:: Short problem 1 ::
Reproduce the opinion excerpt word for word, starting at "Attorney Hanley disagrees, citing" and ending at "to section 340.6.".

B. Standard of Review:
“We review de novo an order sustaining a demurrer to determine whether
the complaint alleges facts sufficient to state a cause of action. [Citation.]” (Yee v.
Cheung (2013) 220 Cal.App.4th 184, 192 (Yee), criticized on another point in Roger
Cleveland Golf Co., Inc. v. Krane & Smith, APC (2014) 225 Cal.App.4th 660, 668, 677
(Roger Cleveland) [statute inapplicable to malicious prosecution claims].) “When a
demurrer is sustained without leave to amend, ‘we decide whether there is a reasonable
possibility that the defect can be cured by amendment: if it can be, the trial court has
abused its discretion and we reverse; if not, there has been no abuse of discretion and we
affirm. [Citations.] The burden of proving such reasonable possibility is squarely on the
plaintiff.’ [Citation.]” (Yee, supra, 220 Cal.App.4th at p. 193.)
“‘“‘A demurrer based on a statute of limitations will not lie where the
action may be, but is not necessarily, barred. [Citation.] In order for the bar . . . to be
raised by demurrer, the defect must clearly and affirmatively appear of the face of the
complaint; it is not enough that the complaint shows that the action may be barred.
[Citation.]’ [Citation.]” [Citation.]’ [Citations.]” (Stueve Bros. Farms, supra, 222
Cal.App.4th at p. 321.2)
2 We address the issues framed by the parties. In Stueve Bros. Farms, supra, 222
Cal.App.4th 303, we were not asked to address whether section 340.6 was simply
inapplicable to causes of action based on the misappropriation of client assets.
7
C. Section 340.6:
Section 340.6, subdivision (a) provides: “(a) An action against an attorney
for a wrongful act or omission, other than for actual fraud, arising in the performance of
professional services shall be commenced within one year after the plaintiff discovers, or
through the use of reasonable diligence should have discovered, the facts constituting the
wrongful act or omission, or four years from the date of the wrongful act or omission,
whichever occurs first. . . . [I]n no event shall the time for commencement of legal action
exceed four years except that the period shall be tolled during the time that any of the
following exist: [¶] . . . [¶] (2) The attorney continues to represent the plaintiff regarding
the specific subject matter in which the alleged wrongful act or omission occurred. [¶]
(3) The attorney willfully conceals the facts constituting the wrongful act or omission
when such facts are known to the attorney, except that this subdivision shall toll only the
four-year limitation. . . .”
D. Performance of Professional Services:
(1) Levin and Prakashpalan Cases—
Lee argues that the plain wording of section 340.6 shows the statute is
inapplicable to her case. She says Attorney Hanley completed his legal work when the
litigation he was handling was settled and the case was dismissed. Any actions he took
thereafter, including the wrongful keeping of the money belonging to her, were not part
of the performance of professional services, because the performance of professional
services had terminated. She also contends that the misappropriation of client funds
cannot be construed as the performance of professional services, no matter what the
timing.
Attorney Hanley disagrees, citing Levin v. Graham & James (1995) 37
Cal.App.4th 798 (Levin) and Prakashpalan v. Engstrom, Lipscomb & Lack (2014) 223
Cal.App.4th 1105 (Prakashpalan). In Levin, the plaintiff stated causes of action for
8
malpractice, identified unconscionable attorney fees as an aspect of malpractice, and
requested a refund of unconscionable attorney fees as a remedy for malpractice. Under
the facts of the case, the court rejected the assertion that a claim of unconscionable
attorney fees was anything other than a claim for malpractice, subject to section 340.6.

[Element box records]

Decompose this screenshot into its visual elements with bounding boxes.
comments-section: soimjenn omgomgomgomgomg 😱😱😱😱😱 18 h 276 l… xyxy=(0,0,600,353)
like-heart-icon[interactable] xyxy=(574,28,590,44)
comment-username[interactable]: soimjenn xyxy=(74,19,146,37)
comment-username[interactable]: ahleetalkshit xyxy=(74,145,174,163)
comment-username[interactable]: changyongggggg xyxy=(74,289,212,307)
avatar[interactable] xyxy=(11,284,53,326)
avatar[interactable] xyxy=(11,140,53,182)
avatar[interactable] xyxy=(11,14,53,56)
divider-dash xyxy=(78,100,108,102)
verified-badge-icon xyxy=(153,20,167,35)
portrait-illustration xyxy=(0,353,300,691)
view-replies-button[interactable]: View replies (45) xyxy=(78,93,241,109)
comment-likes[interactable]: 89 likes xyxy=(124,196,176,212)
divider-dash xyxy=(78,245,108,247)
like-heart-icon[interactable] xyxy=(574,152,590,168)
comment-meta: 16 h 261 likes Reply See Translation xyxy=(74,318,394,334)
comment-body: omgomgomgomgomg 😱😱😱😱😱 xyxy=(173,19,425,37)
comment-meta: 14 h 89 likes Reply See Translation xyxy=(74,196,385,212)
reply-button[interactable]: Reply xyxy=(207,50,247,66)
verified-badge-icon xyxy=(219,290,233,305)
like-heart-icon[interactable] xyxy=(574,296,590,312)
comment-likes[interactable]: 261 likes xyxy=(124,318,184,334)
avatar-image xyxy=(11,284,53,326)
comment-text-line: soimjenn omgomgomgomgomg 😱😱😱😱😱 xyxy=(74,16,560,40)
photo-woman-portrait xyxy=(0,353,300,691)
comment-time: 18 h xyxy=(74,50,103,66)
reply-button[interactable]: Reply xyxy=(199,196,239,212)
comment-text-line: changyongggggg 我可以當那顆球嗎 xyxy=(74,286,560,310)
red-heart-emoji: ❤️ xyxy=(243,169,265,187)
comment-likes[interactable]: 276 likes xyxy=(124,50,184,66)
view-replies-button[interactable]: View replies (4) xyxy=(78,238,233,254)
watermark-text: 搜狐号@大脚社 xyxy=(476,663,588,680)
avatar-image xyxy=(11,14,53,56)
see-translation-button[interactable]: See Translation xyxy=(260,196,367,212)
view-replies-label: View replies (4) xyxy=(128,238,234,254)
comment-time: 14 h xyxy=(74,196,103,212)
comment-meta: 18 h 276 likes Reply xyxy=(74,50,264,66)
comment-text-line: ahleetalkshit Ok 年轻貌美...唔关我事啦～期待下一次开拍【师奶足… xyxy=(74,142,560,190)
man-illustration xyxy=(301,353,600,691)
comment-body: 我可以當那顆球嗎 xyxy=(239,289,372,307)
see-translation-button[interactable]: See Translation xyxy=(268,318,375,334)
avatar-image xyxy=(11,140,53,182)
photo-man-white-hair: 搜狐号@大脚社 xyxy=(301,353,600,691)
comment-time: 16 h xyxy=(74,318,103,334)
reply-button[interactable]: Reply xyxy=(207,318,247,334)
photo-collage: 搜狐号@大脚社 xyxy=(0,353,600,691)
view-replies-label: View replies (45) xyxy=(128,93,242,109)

:: Short problem 2 ::
Show every line of the records that contains the string "我可以當那顆球嗎", matching case.

:: Exercise answer 1 ::
Attorney Hanley disagrees, citing Levin v. Graham & James (1995) 37
Cal.App.4th 798 (Levin) and Prakashpalan v. Engstrom, Lipscomb & Lack (2014) 223
Cal.App.4th 1105 (Prakashpalan). In Levin, the plaintiff stated causes of action for
8
malpractice, identified unconscionable attorney fees as an aspect of malpractice, and
requested a refund of unconscionable attorney fees as a remedy for malpractice. Under
the facts of the case, the court rejected the assertion that a claim of unconscionable
attorney fees was anything other than a claim for malpractice, subject to section 340.6.

:: Exercise answer 2 ::
comment-text-line: changyongggggg 我可以當那顆球嗎 xyxy=(74,286,560,310)
comment-body: 我可以當那顆球嗎 xyxy=(239,289,372,307)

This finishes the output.